From the listing below, return each line that includes "Shift".

Dataset items:
[START]

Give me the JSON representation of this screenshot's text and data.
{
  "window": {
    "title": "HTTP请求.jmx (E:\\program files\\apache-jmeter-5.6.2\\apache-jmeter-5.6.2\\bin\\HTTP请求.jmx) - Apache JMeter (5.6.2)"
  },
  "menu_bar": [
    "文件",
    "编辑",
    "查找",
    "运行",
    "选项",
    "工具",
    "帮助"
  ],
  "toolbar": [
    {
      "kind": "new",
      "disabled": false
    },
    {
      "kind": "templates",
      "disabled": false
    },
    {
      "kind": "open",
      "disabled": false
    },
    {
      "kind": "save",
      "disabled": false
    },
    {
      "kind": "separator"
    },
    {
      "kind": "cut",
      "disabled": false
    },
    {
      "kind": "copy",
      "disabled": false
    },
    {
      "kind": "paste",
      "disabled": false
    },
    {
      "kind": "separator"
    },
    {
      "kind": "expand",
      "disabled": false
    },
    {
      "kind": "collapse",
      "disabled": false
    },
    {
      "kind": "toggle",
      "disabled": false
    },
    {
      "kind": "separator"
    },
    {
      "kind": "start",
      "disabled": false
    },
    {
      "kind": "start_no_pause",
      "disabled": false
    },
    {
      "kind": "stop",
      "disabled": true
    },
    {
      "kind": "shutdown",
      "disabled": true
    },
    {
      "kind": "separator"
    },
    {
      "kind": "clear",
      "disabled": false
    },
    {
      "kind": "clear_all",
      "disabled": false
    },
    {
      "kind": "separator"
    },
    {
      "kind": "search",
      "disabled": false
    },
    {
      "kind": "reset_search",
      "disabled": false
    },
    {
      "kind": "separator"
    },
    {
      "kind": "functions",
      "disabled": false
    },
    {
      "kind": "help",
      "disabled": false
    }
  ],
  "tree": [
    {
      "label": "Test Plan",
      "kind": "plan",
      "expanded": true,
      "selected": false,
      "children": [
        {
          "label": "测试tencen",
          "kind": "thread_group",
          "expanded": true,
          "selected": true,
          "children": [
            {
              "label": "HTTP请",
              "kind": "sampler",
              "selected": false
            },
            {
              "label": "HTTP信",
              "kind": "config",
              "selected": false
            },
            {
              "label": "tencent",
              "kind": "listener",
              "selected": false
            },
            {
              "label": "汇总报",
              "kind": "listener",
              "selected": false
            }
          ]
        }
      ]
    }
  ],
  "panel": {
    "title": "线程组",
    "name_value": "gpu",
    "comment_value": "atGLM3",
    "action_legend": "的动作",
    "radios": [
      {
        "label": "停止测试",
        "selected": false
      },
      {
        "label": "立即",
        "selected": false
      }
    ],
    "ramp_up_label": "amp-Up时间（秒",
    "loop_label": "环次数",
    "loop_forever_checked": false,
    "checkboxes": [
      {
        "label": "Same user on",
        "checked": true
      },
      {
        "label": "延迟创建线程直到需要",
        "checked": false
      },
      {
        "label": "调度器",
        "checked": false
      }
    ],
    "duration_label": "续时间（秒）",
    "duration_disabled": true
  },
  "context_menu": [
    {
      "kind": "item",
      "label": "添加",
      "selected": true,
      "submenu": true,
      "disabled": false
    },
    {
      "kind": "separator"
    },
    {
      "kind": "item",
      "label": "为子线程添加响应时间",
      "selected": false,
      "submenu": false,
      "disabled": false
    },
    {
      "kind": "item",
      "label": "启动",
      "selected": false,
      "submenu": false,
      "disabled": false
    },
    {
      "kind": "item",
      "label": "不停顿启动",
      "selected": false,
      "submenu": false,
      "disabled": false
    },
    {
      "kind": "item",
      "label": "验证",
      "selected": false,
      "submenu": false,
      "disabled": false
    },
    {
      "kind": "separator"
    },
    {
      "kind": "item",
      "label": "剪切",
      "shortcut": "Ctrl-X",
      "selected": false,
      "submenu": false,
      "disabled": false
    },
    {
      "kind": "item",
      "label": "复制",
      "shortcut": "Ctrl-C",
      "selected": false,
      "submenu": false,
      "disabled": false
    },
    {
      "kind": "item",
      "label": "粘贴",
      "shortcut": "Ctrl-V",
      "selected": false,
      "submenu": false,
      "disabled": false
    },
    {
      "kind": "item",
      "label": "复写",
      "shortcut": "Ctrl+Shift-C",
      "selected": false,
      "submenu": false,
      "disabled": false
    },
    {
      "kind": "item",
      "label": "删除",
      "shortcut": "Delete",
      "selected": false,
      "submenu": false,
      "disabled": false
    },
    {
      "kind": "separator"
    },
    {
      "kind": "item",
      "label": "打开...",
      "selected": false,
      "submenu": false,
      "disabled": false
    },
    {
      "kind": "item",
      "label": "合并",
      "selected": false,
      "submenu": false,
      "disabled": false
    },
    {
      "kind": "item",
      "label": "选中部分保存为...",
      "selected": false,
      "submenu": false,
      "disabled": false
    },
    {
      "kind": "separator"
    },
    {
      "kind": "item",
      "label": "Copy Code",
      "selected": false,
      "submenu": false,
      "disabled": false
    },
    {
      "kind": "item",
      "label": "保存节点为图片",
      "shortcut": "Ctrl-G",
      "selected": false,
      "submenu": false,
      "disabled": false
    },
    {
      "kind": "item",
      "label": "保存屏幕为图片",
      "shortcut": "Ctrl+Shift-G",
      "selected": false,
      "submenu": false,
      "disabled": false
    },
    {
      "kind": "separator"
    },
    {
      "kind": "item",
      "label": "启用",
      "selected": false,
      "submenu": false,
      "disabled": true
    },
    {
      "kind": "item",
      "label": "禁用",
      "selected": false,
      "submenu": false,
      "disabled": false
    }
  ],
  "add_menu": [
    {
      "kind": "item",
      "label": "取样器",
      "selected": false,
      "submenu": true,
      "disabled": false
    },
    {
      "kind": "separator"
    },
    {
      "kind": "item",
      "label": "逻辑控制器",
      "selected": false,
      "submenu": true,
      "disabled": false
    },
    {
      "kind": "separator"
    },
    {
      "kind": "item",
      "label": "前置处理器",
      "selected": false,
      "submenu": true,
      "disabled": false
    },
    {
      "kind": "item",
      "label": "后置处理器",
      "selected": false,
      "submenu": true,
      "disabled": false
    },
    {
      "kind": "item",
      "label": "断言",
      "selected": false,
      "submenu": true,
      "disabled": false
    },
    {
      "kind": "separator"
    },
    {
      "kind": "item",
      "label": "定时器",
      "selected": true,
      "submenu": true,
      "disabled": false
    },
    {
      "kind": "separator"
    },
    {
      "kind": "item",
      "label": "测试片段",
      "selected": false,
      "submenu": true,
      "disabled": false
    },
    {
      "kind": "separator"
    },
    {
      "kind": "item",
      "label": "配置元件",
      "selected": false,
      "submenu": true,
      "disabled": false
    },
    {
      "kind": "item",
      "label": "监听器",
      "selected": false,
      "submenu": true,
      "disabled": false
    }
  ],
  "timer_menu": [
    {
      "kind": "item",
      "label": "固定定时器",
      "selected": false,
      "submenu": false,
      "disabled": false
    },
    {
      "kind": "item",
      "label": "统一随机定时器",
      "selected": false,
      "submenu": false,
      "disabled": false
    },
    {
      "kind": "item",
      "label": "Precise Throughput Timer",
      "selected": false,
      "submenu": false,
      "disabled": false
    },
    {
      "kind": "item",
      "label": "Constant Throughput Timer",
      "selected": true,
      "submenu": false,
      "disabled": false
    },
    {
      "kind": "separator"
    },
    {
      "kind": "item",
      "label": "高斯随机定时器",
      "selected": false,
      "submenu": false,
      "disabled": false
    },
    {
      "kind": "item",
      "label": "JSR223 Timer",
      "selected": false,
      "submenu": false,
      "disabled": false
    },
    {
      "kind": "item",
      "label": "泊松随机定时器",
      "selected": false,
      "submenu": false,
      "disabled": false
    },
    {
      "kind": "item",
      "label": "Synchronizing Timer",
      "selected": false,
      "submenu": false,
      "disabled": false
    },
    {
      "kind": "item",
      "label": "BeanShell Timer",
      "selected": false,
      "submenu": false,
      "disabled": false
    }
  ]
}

[END]

**PROBLEM SOLUTION**
      "shortcut": "Ctrl+Shift-C",
      "shortcut": "Ctrl+Shift-G",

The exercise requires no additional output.